Report the count of lines containing the word "this" in the entries below, and nothing more.
· · · · ·
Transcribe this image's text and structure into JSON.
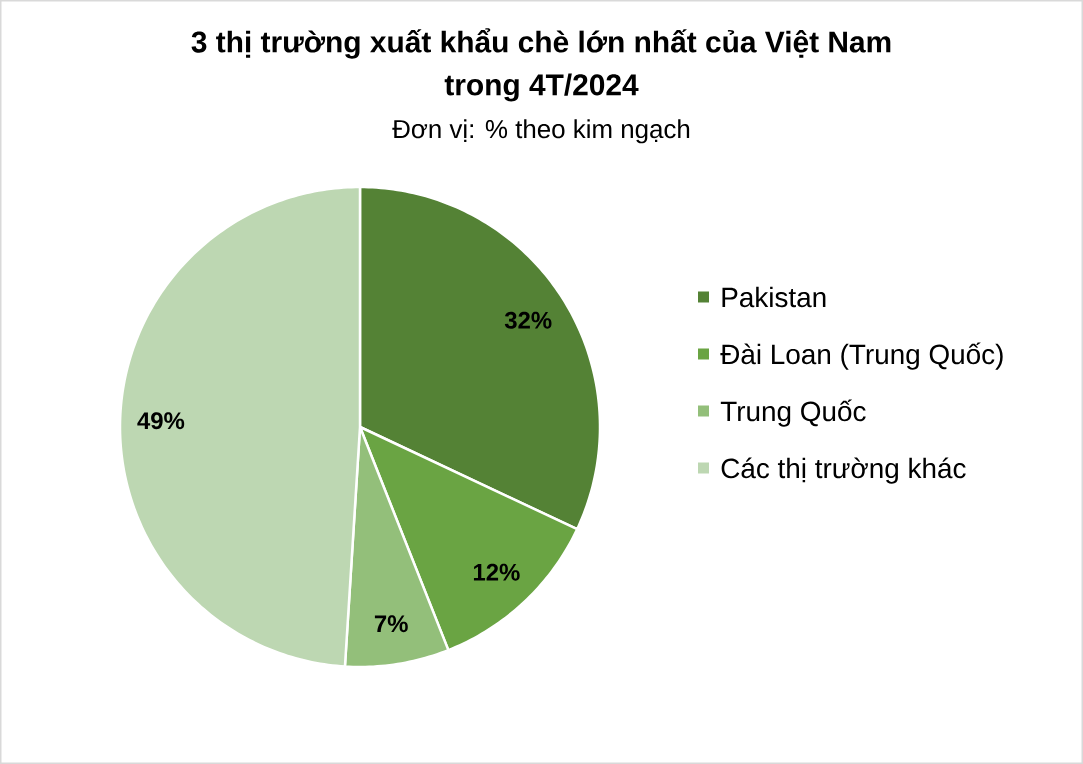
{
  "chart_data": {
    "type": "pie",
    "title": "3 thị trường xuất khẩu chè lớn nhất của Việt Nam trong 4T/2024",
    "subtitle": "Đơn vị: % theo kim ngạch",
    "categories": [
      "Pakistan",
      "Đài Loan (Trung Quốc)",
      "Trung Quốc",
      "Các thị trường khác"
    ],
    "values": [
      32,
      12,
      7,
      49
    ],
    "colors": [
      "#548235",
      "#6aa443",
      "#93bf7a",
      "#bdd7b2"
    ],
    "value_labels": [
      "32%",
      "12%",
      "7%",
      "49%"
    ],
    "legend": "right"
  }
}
· · · · ·
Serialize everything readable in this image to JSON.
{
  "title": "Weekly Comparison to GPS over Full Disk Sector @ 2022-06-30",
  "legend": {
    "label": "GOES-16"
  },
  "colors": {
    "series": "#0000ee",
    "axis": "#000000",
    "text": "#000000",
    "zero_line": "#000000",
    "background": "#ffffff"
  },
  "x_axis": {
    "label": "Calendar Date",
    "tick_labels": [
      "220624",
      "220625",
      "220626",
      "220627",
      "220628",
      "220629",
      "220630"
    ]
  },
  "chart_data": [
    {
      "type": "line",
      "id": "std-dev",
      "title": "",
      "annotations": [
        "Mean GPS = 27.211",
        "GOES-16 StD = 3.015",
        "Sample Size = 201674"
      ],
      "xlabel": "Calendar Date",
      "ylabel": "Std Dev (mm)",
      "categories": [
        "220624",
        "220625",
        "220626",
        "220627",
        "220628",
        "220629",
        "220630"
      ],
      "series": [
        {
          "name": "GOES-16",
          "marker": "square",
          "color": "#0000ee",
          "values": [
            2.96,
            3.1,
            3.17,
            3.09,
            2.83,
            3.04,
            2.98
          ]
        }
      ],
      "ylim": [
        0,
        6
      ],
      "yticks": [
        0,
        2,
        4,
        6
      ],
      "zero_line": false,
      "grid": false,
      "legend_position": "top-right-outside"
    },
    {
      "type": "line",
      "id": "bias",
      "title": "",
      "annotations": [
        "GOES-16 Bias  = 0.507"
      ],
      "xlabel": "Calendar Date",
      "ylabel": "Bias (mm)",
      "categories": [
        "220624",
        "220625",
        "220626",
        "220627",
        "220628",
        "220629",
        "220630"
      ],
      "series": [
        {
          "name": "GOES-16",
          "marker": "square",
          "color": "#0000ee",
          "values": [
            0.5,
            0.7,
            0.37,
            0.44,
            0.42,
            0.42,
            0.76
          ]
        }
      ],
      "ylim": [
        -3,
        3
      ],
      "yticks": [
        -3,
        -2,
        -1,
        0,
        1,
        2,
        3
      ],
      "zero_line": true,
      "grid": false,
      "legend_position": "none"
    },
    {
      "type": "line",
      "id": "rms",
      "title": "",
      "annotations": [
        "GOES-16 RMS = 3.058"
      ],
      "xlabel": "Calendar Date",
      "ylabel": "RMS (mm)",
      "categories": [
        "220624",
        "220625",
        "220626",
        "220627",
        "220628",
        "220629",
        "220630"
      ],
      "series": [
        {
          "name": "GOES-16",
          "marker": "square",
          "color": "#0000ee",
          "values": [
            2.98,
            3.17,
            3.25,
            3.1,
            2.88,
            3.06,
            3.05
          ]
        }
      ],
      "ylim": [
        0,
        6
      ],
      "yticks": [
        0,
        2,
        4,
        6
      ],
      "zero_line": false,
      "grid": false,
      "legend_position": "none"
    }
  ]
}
· · · · ·
### Response to the task
2